▶ [WHAT TO WORK ON] Present the data once more in exactly its original form.

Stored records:
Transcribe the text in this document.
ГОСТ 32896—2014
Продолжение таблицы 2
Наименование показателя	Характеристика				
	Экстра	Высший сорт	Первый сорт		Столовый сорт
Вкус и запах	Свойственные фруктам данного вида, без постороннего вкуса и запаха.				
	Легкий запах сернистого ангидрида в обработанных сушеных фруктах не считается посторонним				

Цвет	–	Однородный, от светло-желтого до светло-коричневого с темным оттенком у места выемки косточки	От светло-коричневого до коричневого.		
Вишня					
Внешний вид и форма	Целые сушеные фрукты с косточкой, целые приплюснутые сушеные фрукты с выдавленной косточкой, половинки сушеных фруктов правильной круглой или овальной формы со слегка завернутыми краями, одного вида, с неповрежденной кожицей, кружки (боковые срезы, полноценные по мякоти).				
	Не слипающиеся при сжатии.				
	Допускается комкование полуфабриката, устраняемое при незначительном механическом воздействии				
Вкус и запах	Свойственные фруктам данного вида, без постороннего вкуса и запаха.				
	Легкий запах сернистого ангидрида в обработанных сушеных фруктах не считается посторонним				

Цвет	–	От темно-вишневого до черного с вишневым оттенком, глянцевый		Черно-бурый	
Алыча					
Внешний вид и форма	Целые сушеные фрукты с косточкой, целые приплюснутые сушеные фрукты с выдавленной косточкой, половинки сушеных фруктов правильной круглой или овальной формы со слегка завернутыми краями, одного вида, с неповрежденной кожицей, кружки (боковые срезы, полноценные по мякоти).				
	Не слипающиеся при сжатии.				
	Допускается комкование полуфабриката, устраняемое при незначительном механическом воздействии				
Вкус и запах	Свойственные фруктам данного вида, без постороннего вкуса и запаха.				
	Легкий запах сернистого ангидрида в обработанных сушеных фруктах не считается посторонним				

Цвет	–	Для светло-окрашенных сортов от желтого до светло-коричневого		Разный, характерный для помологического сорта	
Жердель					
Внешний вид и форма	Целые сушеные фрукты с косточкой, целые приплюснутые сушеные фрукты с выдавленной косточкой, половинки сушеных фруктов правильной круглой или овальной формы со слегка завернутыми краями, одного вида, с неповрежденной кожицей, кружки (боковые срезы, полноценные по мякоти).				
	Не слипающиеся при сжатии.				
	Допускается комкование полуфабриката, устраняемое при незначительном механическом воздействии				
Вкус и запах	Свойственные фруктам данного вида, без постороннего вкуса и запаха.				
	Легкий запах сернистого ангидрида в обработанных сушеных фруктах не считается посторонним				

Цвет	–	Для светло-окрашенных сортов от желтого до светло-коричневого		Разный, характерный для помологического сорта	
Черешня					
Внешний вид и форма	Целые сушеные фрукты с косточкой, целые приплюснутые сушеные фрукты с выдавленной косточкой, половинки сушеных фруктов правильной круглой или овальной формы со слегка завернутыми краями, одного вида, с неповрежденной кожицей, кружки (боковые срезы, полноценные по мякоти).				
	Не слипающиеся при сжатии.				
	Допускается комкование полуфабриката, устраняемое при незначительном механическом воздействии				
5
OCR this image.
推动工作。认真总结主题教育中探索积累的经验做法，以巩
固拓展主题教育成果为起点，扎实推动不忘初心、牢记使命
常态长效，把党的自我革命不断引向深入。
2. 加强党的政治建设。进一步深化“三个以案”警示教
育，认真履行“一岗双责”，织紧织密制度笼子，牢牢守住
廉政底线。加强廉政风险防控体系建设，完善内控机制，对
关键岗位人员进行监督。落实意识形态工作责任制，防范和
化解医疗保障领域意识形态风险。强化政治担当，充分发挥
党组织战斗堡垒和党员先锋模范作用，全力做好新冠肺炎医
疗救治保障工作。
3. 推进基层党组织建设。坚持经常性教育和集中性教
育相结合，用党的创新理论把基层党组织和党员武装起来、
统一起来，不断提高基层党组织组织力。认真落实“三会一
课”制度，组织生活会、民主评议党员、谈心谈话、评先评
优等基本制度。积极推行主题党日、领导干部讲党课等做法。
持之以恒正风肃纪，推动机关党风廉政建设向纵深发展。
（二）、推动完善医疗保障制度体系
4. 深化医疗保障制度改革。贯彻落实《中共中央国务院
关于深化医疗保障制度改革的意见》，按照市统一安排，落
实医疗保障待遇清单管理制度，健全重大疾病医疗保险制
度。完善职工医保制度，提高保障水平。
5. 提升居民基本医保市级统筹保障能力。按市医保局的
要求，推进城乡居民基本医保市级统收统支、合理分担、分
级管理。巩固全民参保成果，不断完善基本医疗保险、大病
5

▶ [FINAL ANSWER]
Transcribe the text in this document.
ГОСТ 32896—2014
Продолжение таблицы 2
Наименование показателя	Характеристика				
	Экстра	Высший сорт	Первый сорт		Столовый сорт
Вкус и запах	Свойственные фруктам данного вида, без постороннего вкуса и запаха.				
	Легкий запах сернистого ангидрида в обработанных сушеных фруктах не считается посторонним				

Цвет	–	Однородный, от светло-желтого до светло-коричневого с темным оттенком у места выемки косточки	От светло-коричневого до коричневого.		
Вишня					
Внешний вид и форма	Целые сушеные фрукты с косточкой, целые приплюснутые сушеные фрукты с выдавленной косточкой, половинки сушеных фруктов правильной круглой или овальной формы со слегка завернутыми краями, одного вида, с неповрежденной кожицей, кружки (боковые срезы, полноценные по мякоти).				
	Не слипающиеся при сжатии.				
	Допускается комкование полуфабриката, устраняемое при незначительном механическом воздействии				
Вкус и запах	Свойственные фруктам данного вида, без постороннего вкуса и запаха.				
	Легкий запах сернистого ангидрида в обработанных сушеных фруктах не считается посторонним				

Цвет	–	От темно-вишневого до черного с вишневым оттенком, глянцевый		Черно-бурый	
Алыча					
Внешний вид и форма	Целые сушеные фрукты с косточкой, целые приплюснутые сушеные фрукты с выдавленной косточкой, половинки сушеных фруктов правильной круглой или овальной формы со слегка завернутыми краями, одного вида, с неповрежденной кожицей, кружки (боковые срезы, полноценные по мякоти).				
	Не слипающиеся при сжатии.				
	Допускается комкование полуфабриката, устраняемое при незначительном механическом воздействии				
Вкус и запах	Свойственные фруктам данного вида, без постороннего вкуса и запаха.				
	Легкий запах сернистого ангидрида в обработанных сушеных фруктах не считается посторонним				

Цвет	–	Для светло-окрашенных сортов от желтого до светло-коричневого		Разный, характерный для помологического сорта	
Жердель					
Внешний вид и форма	Целые сушеные фрукты с косточкой, целые приплюснутые сушеные фрукты с выдавленной косточкой, половинки сушеных фруктов правильной круглой или овальной формы со слегка завернутыми краями, одного вида, с неповрежденной кожицей, кружки (боковые срезы, полноценные по мякоти).				
	Не слипающиеся при сжатии.				
	Допускается комкование полуфабриката, устраняемое при незначительном механическом воздействии				
Вкус и запах	Свойственные фруктам данного вида, без постороннего вкуса и запаха.				
	Легкий запах сернистого ангидрида в обработанных сушеных фруктах не считается посторонним				

Цвет	–	Для светло-окрашенных сортов от желтого до светло-коричневого		Разный, характерный для помологического сорта	
Черешня					
Внешний вид и форма	Целые сушеные фрукты с косточкой, целые приплюснутые сушеные фрукты с выдавленной косточкой, половинки сушеных фруктов правильной круглой или овальной формы со слегка завернутыми краями, одного вида, с неповрежденной кожицей, кружки (боковые срезы, полноценные по мякоти).				
	Не слипающиеся при сжатии.				
	Допускается комкование полуфабриката, устраняемое при незначительном механическом воздействии				
5
OCR this image.
推动工作。认真总结主题教育中探索积累的经验做法，以巩
固拓展主题教育成果为起点，扎实推动不忘初心、牢记使命
常态长效，把党的自我革命不断引向深入。
2. 加强党的政治建设。进一步深化“三个以案”警示教
育，认真履行“一岗双责”，织紧织密制度笼子，牢牢守住
廉政底线。加强廉政风险防控体系建设，完善内控机制，对
关键岗位人员进行监督。落实意识形态工作责任制，防范和
化解医疗保障领域意识形态风险。强化政治担当，充分发挥
党组织战斗堡垒和党员先锋模范作用，全力做好新冠肺炎医
疗救治保障工作。
3. 推进基层党组织建设。坚持经常性教育和集中性教
育相结合，用党的创新理论把基层党组织和党员武装起来、
统一起来，不断提高基层党组织组织力。认真落实“三会一
课”制度，组织生活会、民主评议党员、谈心谈话、评先评
优等基本制度。积极推行主题党日、领导干部讲党课等做法。
持之以恒正风肃纪，推动机关党风廉政建设向纵深发展。
（二）、推动完善医疗保障制度体系
4. 深化医疗保障制度改革。贯彻落实《中共中央国务院
关于深化医疗保障制度改革的意见》，按照市统一安排，落
实医疗保障待遇清单管理制度，健全重大疾病医疗保险制
度。完善职工医保制度，提高保障水平。
5. 提升居民基本医保市级统筹保障能力。按市医保局的
要求，推进城乡居民基本医保市级统收统支、合理分担、分
级管理。巩固全民参保成果，不断完善基本医疗保险、大病
5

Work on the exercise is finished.